In the lines below, find how many contain the word "preview" and report that figure alone.

Collected data:
-=-=-
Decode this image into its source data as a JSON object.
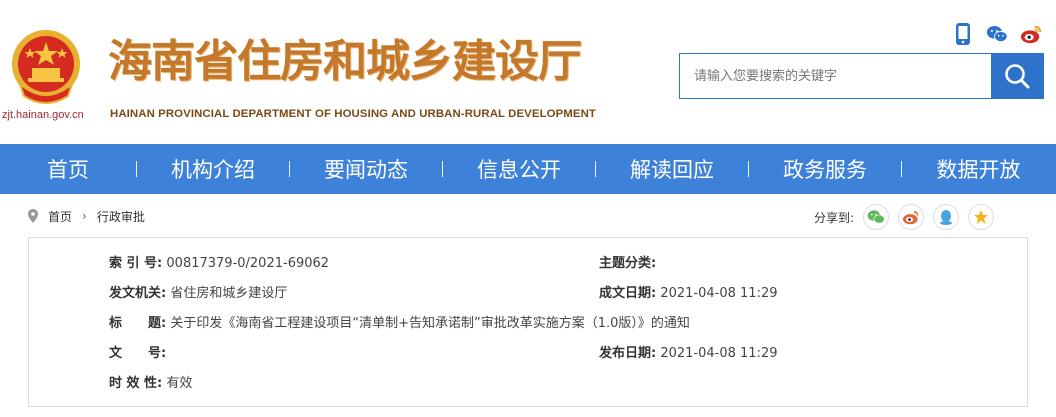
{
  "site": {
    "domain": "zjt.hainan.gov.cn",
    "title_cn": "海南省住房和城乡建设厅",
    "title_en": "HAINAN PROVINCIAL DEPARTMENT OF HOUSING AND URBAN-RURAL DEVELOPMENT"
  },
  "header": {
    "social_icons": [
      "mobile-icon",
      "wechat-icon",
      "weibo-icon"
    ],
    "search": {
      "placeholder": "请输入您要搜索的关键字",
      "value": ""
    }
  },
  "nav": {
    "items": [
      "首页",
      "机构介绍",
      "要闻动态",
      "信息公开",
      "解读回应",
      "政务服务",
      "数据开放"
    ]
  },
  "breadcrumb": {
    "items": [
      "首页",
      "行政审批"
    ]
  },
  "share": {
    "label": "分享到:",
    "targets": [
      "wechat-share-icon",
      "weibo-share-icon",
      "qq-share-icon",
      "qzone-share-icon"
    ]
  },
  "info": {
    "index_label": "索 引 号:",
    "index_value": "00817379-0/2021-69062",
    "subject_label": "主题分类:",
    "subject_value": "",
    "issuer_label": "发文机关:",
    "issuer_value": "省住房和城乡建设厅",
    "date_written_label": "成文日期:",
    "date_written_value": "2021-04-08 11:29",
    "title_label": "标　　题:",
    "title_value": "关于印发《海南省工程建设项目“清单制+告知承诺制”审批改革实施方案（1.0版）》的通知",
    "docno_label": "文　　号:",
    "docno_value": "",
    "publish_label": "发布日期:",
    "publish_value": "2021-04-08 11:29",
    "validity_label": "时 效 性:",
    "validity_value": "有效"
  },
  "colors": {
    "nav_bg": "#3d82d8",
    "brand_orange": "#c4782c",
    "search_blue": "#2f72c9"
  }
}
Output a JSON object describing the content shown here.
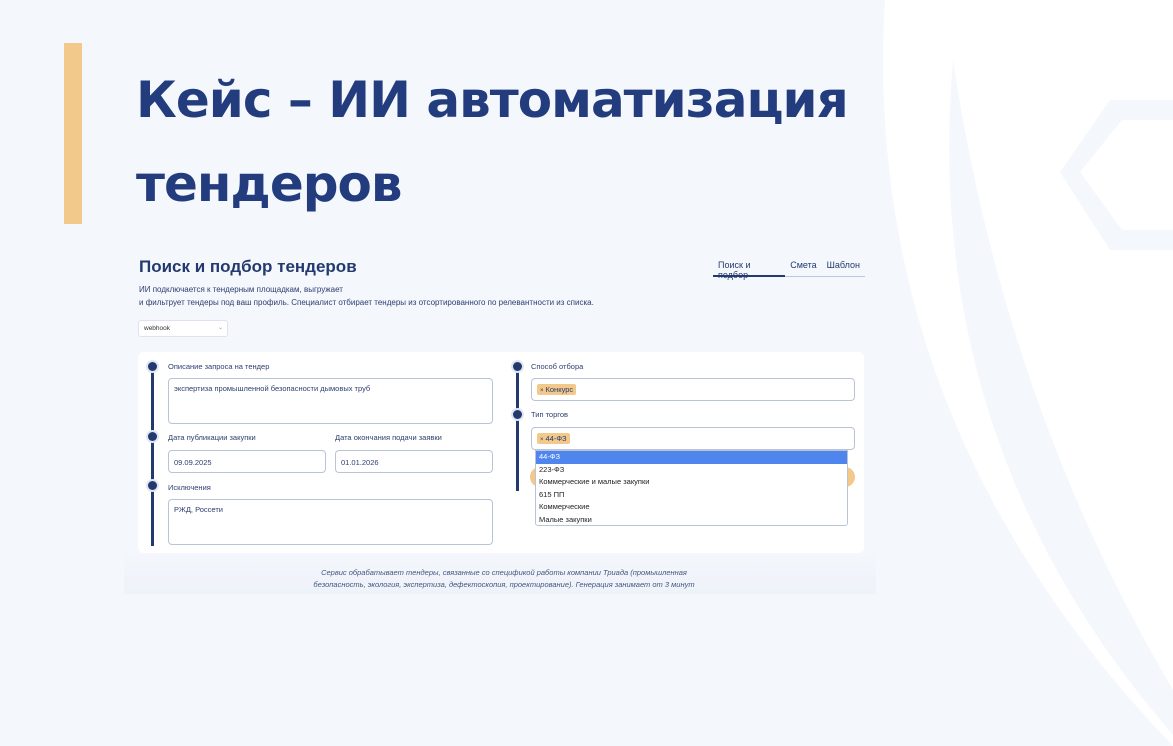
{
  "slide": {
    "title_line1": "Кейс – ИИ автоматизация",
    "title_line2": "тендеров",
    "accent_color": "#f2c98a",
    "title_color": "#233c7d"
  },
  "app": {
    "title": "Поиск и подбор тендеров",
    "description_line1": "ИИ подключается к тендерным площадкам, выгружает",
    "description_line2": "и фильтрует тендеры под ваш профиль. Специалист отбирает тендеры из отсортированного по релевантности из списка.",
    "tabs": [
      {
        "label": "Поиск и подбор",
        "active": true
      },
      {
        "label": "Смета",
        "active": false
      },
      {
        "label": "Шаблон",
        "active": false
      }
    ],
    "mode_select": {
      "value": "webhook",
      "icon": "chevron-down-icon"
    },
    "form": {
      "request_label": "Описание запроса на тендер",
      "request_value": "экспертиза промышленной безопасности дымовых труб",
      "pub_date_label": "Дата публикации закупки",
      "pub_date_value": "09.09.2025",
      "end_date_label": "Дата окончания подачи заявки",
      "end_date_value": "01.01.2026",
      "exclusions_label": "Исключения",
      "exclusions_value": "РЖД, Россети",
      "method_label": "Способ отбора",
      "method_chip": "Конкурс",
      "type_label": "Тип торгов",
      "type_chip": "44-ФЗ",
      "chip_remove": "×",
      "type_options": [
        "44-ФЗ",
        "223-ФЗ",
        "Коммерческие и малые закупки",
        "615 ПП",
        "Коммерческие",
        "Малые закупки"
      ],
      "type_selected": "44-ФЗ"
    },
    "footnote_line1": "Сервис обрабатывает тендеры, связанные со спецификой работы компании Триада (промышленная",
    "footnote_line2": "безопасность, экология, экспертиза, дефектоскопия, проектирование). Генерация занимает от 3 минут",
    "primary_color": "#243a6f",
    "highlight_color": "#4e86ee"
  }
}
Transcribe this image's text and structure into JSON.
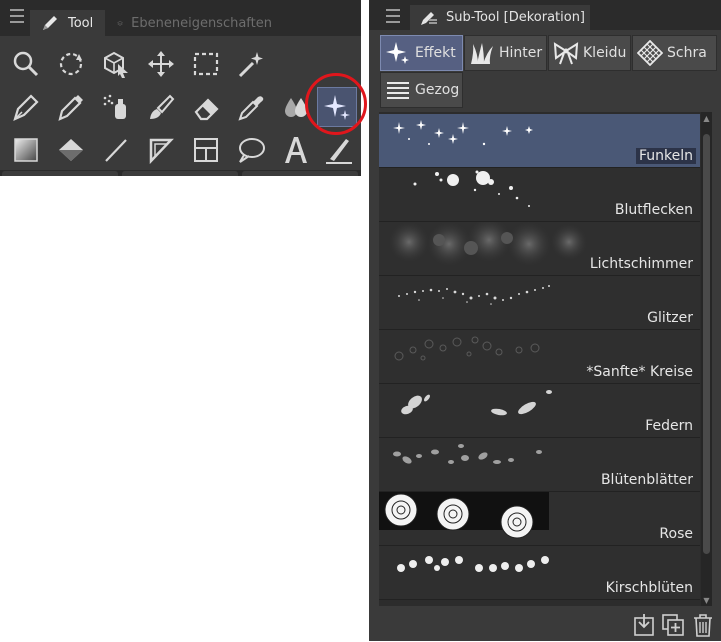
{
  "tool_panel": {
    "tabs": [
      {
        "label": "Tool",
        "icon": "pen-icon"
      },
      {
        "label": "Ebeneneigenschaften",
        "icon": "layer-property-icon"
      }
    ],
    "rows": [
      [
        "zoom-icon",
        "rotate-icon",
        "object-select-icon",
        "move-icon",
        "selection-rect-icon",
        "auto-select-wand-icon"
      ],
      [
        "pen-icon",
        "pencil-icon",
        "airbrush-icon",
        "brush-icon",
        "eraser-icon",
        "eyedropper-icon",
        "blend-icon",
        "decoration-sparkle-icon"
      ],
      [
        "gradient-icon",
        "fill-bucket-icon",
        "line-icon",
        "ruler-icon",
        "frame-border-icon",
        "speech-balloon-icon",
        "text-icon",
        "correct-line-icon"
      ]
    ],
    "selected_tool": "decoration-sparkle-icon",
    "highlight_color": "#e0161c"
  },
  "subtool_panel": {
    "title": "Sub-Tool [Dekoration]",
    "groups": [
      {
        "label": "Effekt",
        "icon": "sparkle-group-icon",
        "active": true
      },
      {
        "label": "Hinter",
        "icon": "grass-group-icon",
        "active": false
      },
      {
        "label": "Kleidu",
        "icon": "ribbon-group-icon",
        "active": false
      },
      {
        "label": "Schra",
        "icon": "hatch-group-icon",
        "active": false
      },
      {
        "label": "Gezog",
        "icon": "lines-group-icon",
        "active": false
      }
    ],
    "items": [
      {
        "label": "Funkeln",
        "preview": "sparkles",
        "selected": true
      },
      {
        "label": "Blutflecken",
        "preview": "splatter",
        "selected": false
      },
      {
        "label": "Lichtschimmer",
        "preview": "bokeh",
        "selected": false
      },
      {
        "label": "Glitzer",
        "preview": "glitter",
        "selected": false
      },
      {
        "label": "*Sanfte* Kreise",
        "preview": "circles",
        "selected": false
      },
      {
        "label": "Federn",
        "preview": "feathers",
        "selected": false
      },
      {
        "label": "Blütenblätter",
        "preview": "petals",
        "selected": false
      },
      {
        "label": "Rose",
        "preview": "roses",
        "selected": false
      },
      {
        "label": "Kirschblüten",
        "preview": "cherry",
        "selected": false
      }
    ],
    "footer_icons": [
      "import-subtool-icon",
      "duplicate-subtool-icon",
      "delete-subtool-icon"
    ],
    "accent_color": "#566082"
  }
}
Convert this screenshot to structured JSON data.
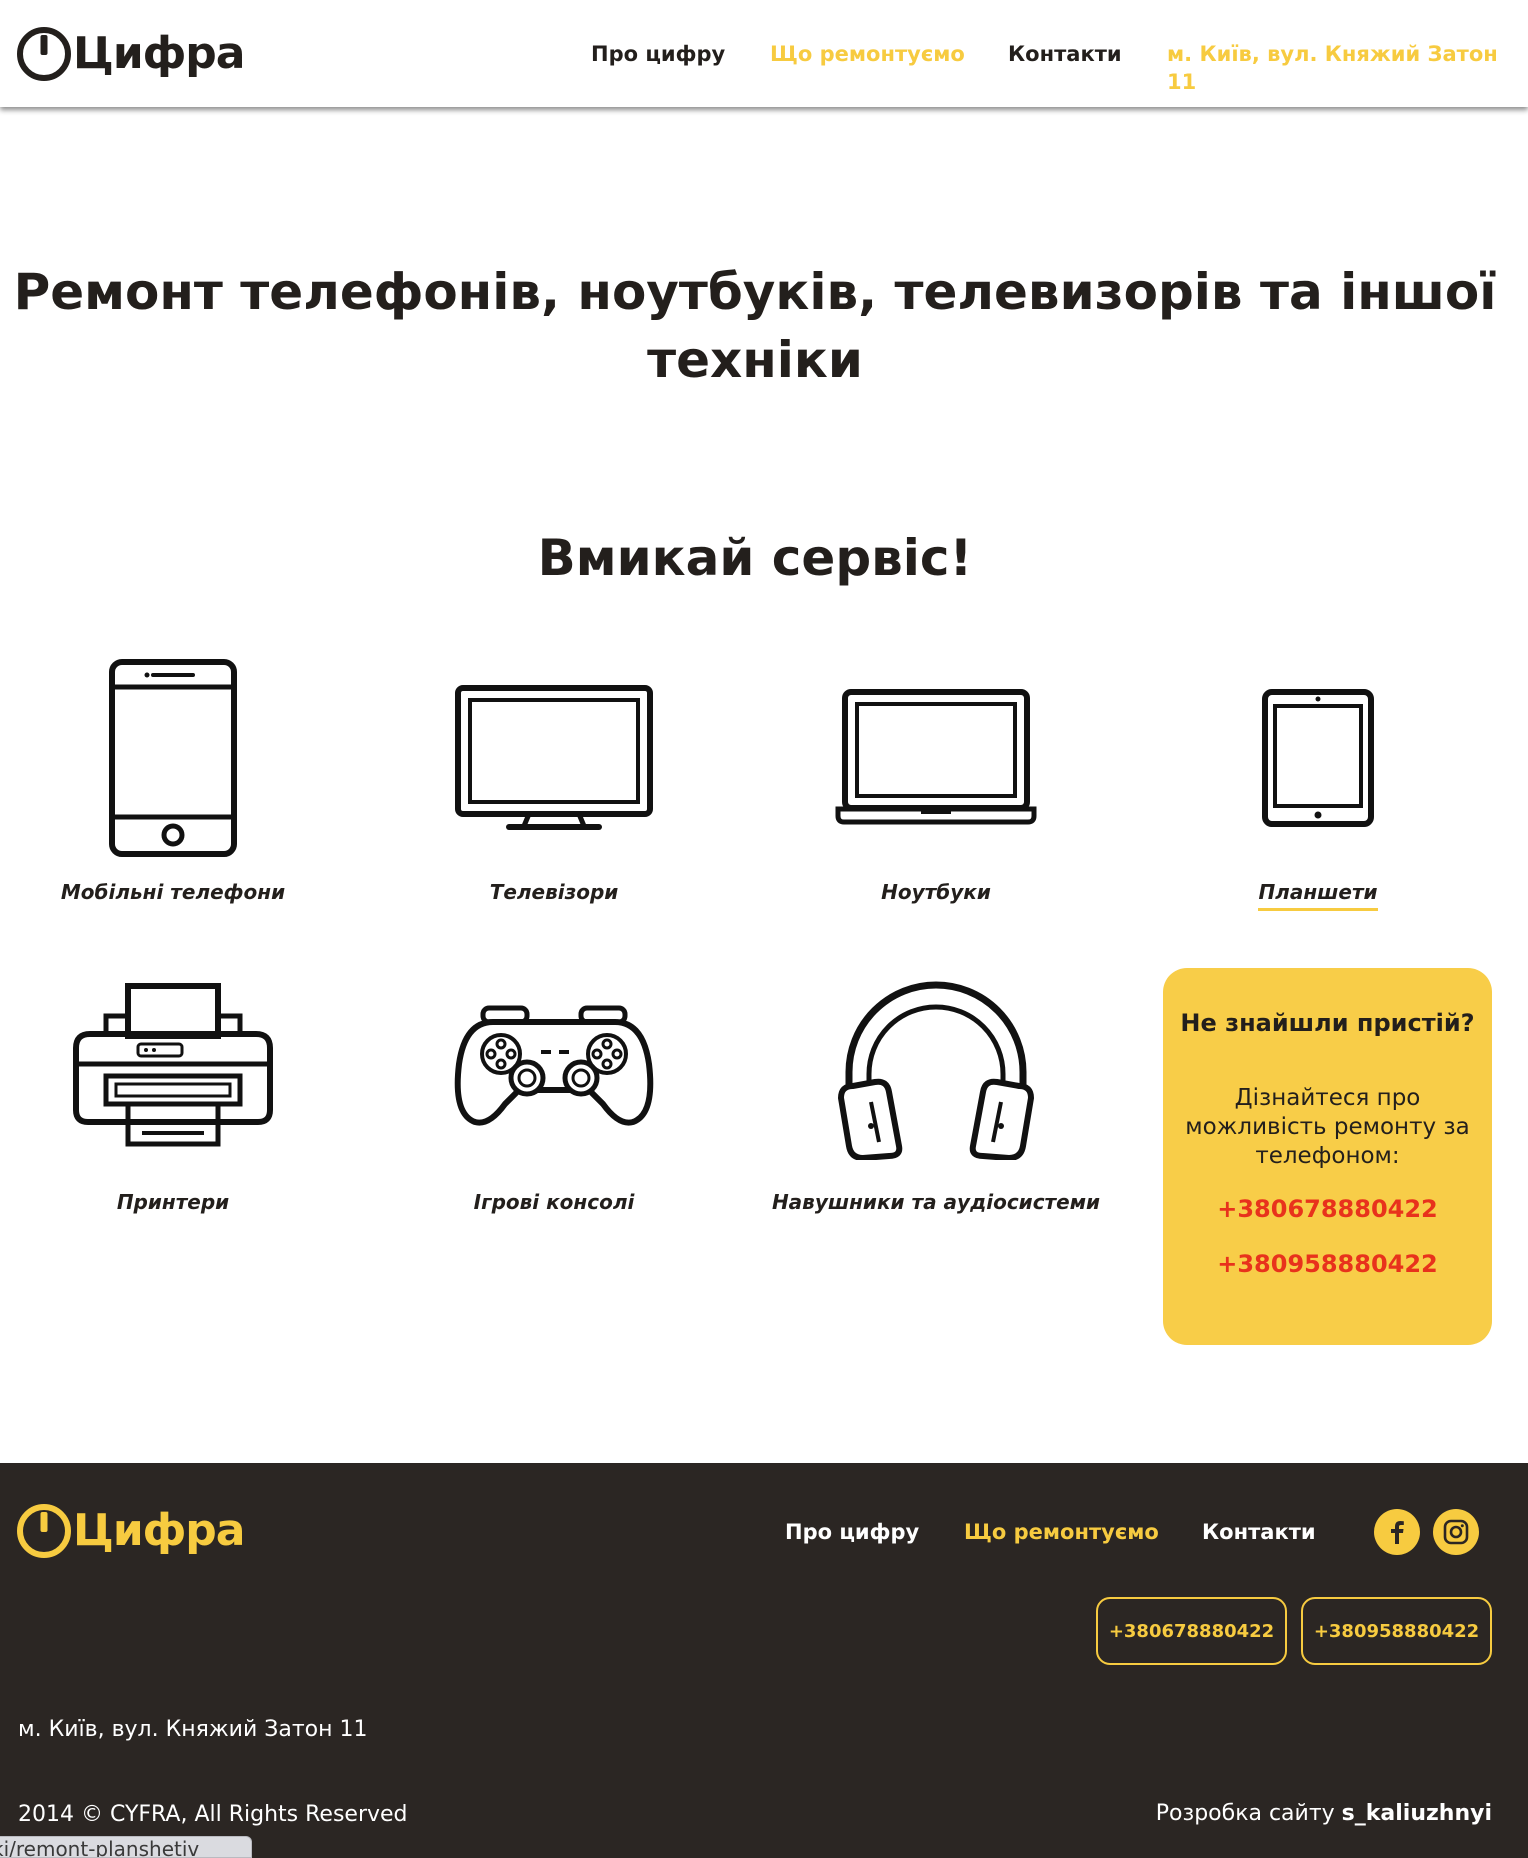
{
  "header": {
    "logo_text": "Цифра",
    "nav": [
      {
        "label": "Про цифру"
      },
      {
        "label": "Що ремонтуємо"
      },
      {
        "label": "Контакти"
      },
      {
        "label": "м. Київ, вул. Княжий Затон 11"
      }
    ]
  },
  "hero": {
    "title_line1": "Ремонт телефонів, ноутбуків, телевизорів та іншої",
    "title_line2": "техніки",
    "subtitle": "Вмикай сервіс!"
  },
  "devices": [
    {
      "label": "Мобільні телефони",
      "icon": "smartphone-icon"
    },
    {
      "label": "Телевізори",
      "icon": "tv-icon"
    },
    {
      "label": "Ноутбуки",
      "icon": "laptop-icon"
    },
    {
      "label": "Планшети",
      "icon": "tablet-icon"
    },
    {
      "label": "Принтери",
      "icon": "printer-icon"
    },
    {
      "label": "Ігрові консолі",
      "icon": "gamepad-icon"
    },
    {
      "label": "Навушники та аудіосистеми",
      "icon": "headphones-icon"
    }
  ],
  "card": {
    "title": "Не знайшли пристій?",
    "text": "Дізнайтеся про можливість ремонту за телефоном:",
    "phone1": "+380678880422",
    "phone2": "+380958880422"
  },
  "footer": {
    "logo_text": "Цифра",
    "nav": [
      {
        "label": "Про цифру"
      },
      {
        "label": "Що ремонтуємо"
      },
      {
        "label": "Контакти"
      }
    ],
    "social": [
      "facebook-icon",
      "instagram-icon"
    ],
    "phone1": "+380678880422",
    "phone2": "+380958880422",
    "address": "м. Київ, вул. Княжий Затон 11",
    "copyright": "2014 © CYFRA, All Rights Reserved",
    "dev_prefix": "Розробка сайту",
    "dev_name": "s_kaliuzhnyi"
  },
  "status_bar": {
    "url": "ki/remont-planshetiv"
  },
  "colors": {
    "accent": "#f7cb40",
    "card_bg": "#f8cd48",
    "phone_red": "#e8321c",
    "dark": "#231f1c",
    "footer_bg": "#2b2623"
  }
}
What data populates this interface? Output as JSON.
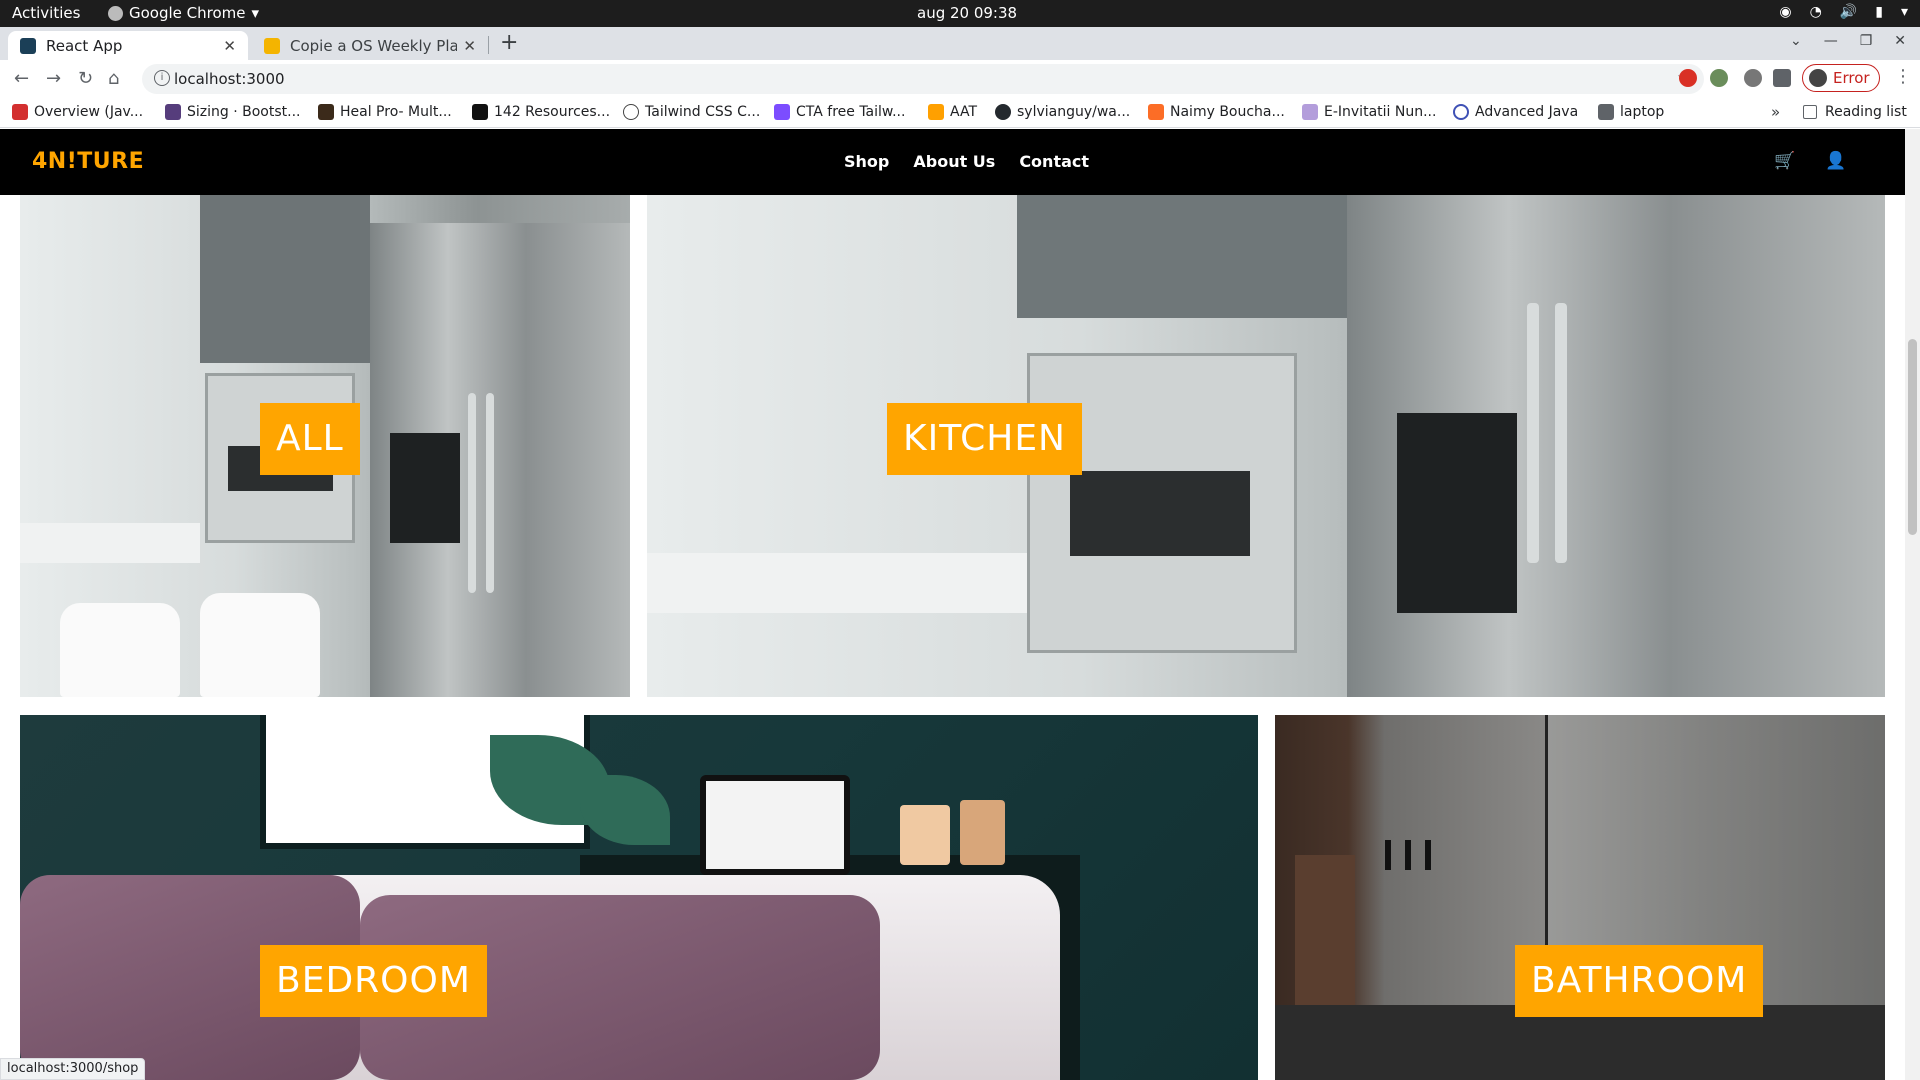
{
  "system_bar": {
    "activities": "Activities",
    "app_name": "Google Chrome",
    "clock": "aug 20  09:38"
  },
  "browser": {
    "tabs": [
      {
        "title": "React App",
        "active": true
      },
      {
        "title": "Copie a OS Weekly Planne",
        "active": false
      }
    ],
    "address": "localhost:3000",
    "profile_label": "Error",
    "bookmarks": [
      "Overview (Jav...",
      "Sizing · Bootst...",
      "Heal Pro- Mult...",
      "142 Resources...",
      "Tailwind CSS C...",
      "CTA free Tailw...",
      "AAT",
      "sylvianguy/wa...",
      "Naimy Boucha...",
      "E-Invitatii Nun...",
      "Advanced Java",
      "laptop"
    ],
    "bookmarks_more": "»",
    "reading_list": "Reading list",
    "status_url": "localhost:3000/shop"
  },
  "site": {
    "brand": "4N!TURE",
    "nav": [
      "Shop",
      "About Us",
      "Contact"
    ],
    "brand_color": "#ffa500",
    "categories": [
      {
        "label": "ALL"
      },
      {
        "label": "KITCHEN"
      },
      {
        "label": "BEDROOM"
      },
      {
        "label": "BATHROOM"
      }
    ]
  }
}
-=-=-
Completed task: 9